Task description
In the entries below, find the lines with the word "debe" and copy them.

Material for this exercise
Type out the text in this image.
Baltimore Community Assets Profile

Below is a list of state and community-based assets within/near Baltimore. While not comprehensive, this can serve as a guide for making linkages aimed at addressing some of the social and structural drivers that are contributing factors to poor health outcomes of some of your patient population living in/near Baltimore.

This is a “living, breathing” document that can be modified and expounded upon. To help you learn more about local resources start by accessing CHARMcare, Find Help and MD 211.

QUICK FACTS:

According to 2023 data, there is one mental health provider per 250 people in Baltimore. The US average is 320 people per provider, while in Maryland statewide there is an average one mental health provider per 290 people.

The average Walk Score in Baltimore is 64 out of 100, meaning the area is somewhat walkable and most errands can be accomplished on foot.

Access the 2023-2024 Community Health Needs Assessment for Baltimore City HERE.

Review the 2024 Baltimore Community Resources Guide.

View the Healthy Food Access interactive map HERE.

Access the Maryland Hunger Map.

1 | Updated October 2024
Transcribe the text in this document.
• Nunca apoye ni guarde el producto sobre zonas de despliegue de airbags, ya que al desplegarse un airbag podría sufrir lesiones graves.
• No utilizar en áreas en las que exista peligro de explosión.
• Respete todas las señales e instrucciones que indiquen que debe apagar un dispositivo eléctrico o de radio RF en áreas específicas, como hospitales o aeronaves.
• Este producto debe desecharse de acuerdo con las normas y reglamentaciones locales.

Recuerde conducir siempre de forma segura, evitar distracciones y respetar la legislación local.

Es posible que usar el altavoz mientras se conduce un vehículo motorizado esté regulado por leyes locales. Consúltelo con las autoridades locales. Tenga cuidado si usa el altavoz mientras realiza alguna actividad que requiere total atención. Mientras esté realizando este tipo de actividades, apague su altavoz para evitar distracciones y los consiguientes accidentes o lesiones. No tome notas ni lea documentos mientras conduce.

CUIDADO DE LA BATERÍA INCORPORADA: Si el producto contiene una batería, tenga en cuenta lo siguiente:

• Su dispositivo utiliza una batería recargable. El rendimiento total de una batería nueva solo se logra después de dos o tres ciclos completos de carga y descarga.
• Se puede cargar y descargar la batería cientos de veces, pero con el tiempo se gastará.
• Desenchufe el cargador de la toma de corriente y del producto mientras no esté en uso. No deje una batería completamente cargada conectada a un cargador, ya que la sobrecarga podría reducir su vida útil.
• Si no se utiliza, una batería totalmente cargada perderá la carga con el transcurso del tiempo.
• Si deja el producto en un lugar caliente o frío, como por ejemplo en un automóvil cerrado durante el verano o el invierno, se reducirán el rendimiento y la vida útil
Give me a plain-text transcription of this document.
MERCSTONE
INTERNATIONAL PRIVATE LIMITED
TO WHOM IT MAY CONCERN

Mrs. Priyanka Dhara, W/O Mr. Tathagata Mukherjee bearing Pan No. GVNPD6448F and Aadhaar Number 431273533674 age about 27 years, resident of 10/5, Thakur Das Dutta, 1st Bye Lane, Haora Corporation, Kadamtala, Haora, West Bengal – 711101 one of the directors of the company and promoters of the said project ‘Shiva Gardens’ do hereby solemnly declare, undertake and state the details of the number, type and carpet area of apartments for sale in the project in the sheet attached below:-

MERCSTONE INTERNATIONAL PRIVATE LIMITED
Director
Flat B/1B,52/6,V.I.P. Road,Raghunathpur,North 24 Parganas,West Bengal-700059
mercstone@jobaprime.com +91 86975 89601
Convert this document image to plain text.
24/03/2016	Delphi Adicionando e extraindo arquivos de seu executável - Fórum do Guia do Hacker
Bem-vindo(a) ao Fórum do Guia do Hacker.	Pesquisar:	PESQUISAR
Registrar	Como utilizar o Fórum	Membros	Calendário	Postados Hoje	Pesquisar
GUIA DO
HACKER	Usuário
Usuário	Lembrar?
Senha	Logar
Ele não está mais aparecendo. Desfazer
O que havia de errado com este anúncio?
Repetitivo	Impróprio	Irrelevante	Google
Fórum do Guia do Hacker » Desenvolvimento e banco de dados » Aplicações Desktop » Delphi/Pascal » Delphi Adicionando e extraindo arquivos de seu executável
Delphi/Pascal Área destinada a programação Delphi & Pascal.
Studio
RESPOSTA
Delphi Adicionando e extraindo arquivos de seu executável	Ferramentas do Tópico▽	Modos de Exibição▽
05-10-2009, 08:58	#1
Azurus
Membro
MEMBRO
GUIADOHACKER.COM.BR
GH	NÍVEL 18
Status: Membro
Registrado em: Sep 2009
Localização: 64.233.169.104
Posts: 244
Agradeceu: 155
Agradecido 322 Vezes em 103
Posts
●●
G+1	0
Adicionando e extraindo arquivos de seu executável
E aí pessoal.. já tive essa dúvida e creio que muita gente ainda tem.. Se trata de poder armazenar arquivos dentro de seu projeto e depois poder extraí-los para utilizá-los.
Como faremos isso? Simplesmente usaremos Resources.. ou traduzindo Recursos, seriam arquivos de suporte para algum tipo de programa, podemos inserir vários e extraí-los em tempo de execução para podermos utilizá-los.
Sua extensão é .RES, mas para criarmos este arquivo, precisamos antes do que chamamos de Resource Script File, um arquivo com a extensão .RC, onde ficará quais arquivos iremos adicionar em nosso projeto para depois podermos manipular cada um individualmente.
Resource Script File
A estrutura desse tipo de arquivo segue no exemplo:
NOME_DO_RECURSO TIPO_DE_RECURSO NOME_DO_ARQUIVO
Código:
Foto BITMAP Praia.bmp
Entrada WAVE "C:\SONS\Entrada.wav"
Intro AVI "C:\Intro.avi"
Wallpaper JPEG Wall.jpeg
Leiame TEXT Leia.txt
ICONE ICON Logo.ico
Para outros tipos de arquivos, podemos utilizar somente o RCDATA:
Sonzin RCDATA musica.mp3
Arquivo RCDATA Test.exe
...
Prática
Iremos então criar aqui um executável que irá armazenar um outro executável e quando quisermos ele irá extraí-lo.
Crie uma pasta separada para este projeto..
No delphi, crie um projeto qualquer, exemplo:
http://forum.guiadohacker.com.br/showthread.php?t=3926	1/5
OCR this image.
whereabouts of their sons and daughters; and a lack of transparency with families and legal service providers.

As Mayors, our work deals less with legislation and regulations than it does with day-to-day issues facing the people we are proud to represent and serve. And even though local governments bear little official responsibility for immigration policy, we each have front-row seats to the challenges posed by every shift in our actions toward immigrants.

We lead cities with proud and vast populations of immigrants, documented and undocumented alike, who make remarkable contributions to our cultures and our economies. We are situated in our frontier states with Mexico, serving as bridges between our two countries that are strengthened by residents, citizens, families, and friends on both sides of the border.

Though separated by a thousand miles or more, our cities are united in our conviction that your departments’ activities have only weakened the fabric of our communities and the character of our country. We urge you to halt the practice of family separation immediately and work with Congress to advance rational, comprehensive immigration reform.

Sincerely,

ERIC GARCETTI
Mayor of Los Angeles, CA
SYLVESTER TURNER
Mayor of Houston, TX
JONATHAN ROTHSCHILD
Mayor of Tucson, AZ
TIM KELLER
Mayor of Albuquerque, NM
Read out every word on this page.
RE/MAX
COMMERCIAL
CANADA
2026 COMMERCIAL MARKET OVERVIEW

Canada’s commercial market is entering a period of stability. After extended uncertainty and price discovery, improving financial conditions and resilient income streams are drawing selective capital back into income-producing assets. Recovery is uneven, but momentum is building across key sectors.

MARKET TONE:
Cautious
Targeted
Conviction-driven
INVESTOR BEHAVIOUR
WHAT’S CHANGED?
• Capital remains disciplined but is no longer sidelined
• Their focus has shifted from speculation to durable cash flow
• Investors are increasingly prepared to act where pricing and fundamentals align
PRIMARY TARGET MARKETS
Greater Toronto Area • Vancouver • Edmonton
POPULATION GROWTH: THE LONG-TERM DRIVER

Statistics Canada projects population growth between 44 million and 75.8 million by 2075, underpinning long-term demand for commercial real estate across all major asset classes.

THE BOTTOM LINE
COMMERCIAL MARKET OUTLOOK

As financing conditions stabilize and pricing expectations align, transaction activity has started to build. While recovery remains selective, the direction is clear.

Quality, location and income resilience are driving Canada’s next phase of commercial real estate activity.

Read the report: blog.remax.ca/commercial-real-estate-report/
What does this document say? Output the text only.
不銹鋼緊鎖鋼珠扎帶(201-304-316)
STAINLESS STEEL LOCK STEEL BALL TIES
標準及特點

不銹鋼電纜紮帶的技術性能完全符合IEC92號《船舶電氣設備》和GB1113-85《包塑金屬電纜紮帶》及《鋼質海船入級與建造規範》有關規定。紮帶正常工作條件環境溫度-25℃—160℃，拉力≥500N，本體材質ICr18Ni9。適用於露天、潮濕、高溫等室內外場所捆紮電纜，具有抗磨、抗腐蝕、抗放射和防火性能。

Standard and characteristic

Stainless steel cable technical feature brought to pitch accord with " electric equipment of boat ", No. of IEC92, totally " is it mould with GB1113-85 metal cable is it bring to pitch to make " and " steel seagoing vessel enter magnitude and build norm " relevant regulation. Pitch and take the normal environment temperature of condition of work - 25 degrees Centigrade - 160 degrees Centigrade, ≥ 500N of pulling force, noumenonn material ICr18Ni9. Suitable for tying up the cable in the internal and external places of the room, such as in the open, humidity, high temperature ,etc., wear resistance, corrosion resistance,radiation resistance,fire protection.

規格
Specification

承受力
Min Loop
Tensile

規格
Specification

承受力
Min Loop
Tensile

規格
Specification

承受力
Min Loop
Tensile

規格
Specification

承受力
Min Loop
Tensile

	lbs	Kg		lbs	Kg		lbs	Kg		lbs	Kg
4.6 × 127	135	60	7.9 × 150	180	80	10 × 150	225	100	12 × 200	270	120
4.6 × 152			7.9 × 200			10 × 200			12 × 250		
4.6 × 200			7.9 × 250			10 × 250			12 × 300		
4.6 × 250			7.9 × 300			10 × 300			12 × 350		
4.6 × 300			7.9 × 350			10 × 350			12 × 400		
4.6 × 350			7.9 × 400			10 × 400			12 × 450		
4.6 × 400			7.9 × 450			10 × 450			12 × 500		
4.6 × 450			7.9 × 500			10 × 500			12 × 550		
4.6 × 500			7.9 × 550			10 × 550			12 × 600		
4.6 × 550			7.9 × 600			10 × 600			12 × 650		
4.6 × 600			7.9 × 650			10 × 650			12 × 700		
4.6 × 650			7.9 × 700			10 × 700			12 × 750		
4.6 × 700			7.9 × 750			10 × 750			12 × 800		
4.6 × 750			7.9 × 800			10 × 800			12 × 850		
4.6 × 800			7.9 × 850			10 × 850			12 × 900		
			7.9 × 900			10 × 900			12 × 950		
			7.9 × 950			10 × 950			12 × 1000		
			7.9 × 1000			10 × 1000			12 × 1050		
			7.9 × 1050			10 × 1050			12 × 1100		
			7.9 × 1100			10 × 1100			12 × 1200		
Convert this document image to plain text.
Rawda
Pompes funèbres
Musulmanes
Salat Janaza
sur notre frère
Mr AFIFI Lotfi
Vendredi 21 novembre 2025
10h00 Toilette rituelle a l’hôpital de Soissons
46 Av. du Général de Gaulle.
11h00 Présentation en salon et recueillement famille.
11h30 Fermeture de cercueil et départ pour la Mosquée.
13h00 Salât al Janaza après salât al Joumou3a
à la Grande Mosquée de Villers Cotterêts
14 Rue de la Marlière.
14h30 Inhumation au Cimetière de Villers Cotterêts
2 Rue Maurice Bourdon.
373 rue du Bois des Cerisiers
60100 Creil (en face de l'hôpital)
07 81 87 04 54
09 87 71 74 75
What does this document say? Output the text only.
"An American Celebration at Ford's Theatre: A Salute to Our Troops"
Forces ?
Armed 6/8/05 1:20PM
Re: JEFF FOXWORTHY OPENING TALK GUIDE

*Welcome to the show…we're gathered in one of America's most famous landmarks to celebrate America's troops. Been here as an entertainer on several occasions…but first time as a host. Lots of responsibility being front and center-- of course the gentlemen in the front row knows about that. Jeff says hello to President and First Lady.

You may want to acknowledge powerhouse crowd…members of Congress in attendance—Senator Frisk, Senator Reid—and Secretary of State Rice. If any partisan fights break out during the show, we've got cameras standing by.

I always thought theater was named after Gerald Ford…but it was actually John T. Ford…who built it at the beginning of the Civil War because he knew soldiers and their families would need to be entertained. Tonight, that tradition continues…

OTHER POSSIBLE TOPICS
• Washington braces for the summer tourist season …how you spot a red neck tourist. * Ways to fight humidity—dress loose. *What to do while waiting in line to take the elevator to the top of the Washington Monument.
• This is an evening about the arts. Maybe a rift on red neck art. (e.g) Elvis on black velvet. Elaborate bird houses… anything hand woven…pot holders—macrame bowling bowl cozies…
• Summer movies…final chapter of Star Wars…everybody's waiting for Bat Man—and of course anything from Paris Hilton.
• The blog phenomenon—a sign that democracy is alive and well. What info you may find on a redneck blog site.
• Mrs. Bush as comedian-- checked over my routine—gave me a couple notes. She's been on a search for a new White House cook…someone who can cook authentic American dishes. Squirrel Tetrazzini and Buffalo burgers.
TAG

Correct result
• Respete todas las señales e instrucciones que indiquen que debe apagar un dispositivo eléctrico o de radio RF en áreas específicas, como hospitales o aeronaves.
• Este producto debe desecharse de acuerdo con las normas y reglamentaciones locales.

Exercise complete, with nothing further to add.